**Written task:** Copy out the data unchanged from its very first line through the line that contains "nav-item-rules[interactable]: ⚖ 规则", with both of those lines included.
═══ Task material
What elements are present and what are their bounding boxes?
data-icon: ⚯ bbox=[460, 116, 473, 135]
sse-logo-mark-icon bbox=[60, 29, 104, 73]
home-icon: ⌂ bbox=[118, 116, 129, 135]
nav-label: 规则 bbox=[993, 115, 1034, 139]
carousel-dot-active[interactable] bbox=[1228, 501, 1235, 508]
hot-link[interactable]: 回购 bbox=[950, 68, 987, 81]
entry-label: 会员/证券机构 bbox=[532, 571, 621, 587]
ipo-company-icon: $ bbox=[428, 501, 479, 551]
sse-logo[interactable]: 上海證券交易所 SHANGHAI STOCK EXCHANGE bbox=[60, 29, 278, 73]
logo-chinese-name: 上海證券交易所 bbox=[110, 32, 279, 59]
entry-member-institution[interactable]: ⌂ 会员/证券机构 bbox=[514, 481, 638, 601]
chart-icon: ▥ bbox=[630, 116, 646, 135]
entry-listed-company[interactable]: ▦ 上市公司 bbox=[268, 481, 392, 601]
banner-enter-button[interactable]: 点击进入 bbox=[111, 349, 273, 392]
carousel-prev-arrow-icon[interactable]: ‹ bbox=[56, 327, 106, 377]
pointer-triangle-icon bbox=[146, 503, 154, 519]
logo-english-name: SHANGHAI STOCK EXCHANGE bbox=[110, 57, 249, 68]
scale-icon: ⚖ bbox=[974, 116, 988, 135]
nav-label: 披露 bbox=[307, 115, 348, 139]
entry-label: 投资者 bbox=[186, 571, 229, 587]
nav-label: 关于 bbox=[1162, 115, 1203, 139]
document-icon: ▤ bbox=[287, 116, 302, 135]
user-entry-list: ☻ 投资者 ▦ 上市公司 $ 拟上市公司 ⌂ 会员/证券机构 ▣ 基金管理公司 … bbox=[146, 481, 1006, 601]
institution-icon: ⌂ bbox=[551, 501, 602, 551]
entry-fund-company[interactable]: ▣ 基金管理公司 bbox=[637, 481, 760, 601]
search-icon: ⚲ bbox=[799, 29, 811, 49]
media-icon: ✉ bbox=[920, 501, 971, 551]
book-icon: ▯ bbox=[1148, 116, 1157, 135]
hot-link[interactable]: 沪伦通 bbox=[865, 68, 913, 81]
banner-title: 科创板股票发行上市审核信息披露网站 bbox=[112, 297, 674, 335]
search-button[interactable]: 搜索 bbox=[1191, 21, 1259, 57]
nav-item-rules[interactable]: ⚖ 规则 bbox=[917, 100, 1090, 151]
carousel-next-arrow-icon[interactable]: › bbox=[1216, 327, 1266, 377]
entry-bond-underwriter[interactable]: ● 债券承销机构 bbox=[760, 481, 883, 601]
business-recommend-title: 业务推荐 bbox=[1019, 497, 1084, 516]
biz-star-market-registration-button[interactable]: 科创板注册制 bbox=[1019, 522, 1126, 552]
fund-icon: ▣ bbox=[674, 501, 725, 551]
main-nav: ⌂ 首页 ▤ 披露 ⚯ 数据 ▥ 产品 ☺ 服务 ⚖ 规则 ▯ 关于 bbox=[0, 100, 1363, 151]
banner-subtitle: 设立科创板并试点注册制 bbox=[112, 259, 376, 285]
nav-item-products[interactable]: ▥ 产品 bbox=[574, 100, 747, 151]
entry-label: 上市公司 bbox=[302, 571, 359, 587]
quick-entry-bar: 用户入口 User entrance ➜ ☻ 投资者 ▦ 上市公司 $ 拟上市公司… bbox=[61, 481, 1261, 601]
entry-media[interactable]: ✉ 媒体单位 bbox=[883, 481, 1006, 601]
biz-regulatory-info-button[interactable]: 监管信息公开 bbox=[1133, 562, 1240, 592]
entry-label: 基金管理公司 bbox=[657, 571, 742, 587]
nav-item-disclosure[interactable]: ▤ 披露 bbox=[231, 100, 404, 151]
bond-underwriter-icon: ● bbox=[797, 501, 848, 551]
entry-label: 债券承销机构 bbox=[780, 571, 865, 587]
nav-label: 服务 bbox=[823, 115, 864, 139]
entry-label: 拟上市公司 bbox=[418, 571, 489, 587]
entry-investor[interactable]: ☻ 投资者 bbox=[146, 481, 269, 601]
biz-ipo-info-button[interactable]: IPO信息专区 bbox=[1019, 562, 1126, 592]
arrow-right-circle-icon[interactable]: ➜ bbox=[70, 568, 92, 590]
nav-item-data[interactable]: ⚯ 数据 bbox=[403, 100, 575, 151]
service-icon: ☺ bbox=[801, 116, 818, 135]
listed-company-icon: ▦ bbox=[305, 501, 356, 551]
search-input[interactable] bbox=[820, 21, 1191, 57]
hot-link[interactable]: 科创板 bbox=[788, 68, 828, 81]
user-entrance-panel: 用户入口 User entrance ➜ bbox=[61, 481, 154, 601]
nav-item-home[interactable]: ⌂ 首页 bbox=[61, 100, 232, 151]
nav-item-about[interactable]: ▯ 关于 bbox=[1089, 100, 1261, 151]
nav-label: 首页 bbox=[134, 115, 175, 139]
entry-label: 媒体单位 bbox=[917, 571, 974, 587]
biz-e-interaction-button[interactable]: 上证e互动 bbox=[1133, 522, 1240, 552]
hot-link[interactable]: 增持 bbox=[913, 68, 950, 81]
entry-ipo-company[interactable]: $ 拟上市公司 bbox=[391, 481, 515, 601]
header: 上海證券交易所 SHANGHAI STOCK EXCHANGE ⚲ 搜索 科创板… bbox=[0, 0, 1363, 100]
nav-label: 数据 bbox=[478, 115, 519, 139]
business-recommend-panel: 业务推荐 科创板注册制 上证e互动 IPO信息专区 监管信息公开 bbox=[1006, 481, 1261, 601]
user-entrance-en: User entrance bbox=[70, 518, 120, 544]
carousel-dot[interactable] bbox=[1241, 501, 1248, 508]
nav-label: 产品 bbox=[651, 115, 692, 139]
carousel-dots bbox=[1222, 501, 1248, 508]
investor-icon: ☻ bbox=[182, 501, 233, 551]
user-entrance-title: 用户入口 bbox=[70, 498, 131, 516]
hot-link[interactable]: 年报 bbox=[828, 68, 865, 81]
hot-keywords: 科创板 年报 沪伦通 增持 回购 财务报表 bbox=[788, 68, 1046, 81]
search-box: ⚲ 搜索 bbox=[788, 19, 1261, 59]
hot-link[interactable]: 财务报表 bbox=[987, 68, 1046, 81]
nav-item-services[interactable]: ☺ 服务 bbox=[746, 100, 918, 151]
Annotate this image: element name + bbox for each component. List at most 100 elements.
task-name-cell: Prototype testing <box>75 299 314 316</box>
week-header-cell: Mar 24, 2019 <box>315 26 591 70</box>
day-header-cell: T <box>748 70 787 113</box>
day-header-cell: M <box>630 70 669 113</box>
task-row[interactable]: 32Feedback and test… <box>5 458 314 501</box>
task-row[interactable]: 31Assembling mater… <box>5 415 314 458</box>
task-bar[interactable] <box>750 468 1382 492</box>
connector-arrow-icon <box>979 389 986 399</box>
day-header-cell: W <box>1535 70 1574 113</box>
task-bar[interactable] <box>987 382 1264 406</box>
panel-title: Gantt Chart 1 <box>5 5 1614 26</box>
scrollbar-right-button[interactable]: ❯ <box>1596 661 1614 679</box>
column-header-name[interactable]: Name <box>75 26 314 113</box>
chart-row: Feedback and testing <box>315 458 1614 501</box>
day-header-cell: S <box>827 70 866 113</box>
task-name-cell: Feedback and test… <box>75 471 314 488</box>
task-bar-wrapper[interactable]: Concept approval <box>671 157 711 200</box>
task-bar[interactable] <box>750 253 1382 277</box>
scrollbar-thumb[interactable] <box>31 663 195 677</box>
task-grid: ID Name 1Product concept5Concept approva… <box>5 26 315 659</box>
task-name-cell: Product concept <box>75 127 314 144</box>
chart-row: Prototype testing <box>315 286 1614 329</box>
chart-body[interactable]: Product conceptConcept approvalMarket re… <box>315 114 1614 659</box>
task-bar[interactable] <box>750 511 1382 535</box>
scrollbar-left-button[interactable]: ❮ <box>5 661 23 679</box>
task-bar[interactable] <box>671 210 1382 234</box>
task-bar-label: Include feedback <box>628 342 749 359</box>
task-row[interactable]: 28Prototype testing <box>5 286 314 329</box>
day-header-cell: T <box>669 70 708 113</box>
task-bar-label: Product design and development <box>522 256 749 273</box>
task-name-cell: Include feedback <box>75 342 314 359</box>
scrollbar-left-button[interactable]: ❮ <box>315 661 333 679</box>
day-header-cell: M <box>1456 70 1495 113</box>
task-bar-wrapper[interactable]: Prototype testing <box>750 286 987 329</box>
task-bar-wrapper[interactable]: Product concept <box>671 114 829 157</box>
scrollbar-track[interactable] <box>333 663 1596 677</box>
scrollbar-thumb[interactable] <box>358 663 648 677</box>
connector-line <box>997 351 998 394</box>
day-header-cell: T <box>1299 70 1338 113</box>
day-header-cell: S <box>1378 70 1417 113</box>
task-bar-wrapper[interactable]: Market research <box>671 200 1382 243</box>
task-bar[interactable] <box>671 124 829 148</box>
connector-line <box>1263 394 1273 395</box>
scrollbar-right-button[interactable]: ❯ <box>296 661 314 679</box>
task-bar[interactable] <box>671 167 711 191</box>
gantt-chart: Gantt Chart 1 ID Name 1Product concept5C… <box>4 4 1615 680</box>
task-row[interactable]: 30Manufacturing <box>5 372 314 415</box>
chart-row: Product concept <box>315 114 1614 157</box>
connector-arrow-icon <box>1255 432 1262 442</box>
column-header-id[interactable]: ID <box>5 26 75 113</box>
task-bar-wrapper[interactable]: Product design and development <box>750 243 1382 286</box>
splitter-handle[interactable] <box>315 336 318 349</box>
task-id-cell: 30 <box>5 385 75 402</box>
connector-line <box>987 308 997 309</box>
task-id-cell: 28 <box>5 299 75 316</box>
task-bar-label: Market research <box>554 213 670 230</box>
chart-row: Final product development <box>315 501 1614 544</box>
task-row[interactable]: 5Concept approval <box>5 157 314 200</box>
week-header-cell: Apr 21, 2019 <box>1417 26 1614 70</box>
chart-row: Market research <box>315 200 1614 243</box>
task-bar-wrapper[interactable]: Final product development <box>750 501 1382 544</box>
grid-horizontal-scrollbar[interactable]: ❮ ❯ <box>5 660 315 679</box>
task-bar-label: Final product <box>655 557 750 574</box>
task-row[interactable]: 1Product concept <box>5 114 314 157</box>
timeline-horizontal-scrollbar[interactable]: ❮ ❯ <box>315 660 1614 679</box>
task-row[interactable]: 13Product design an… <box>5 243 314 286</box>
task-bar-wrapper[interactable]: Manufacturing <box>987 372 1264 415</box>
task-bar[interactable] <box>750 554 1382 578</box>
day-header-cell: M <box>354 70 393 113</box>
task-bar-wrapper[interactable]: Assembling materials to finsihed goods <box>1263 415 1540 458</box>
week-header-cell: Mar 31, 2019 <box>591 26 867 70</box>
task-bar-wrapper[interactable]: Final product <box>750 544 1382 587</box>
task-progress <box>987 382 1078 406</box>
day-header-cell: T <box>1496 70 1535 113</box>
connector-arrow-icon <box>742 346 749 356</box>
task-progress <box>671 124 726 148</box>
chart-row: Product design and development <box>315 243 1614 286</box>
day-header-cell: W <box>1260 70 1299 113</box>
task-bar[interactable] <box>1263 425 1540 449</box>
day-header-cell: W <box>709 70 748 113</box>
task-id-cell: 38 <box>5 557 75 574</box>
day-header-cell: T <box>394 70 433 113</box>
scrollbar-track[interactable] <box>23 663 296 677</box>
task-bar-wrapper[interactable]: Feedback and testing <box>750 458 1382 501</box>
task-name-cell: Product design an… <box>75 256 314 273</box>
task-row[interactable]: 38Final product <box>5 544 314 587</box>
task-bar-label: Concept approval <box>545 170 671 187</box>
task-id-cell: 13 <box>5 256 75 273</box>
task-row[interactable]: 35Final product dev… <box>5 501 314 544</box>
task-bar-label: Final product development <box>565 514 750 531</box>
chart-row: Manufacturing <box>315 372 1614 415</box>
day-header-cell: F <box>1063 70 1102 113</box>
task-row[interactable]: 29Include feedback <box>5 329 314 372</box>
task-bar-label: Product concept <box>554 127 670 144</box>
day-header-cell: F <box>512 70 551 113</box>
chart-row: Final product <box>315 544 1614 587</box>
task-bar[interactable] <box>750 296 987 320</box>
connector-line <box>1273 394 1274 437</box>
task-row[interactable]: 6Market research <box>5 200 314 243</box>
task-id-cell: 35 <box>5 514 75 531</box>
══════
**Answer for the task:**
What elements are present and what are their bounding boxes?
data-icon: ⚯ bbox=[460, 116, 473, 135]
sse-logo-mark-icon bbox=[60, 29, 104, 73]
home-icon: ⌂ bbox=[118, 116, 129, 135]
nav-label: 规则 bbox=[993, 115, 1034, 139]
carousel-dot-active[interactable] bbox=[1228, 501, 1235, 508]
hot-link[interactable]: 回购 bbox=[950, 68, 987, 81]
entry-label: 会员/证券机构 bbox=[532, 571, 621, 587]
ipo-company-icon: $ bbox=[428, 501, 479, 551]
sse-logo[interactable]: 上海證券交易所 SHANGHAI STOCK EXCHANGE bbox=[60, 29, 278, 73]
logo-chinese-name: 上海證券交易所 bbox=[110, 32, 279, 59]
entry-member-institution[interactable]: ⌂ 会员/证券机构 bbox=[514, 481, 638, 601]
chart-icon: ▥ bbox=[630, 116, 646, 135]
entry-listed-company[interactable]: ▦ 上市公司 bbox=[268, 481, 392, 601]
banner-enter-button[interactable]: 点击进入 bbox=[111, 349, 273, 392]
carousel-prev-arrow-icon[interactable]: ‹ bbox=[56, 327, 106, 377]
pointer-triangle-icon bbox=[146, 503, 154, 519]
logo-english-name: SHANGHAI STOCK EXCHANGE bbox=[110, 57, 249, 68]
scale-icon: ⚖ bbox=[974, 116, 988, 135]
nav-label: 披露 bbox=[307, 115, 348, 139]
entry-label: 投资者 bbox=[186, 571, 229, 587]
nav-label: 关于 bbox=[1162, 115, 1203, 139]
document-icon: ▤ bbox=[287, 116, 302, 135]
user-entry-list: ☻ 投资者 ▦ 上市公司 $ 拟上市公司 ⌂ 会员/证券机构 ▣ 基金管理公司 … bbox=[146, 481, 1006, 601]
institution-icon: ⌂ bbox=[551, 501, 602, 551]
entry-fund-company[interactable]: ▣ 基金管理公司 bbox=[637, 481, 760, 601]
search-icon: ⚲ bbox=[799, 29, 811, 49]
media-icon: ✉ bbox=[920, 501, 971, 551]
book-icon: ▯ bbox=[1148, 116, 1157, 135]
hot-link[interactable]: 沪伦通 bbox=[865, 68, 913, 81]
banner-title: 科创板股票发行上市审核信息披露网站 bbox=[112, 297, 674, 335]
search-button[interactable]: 搜索 bbox=[1191, 21, 1259, 57]
nav-item-rules[interactable]: ⚖ 规则 bbox=[917, 100, 1090, 151]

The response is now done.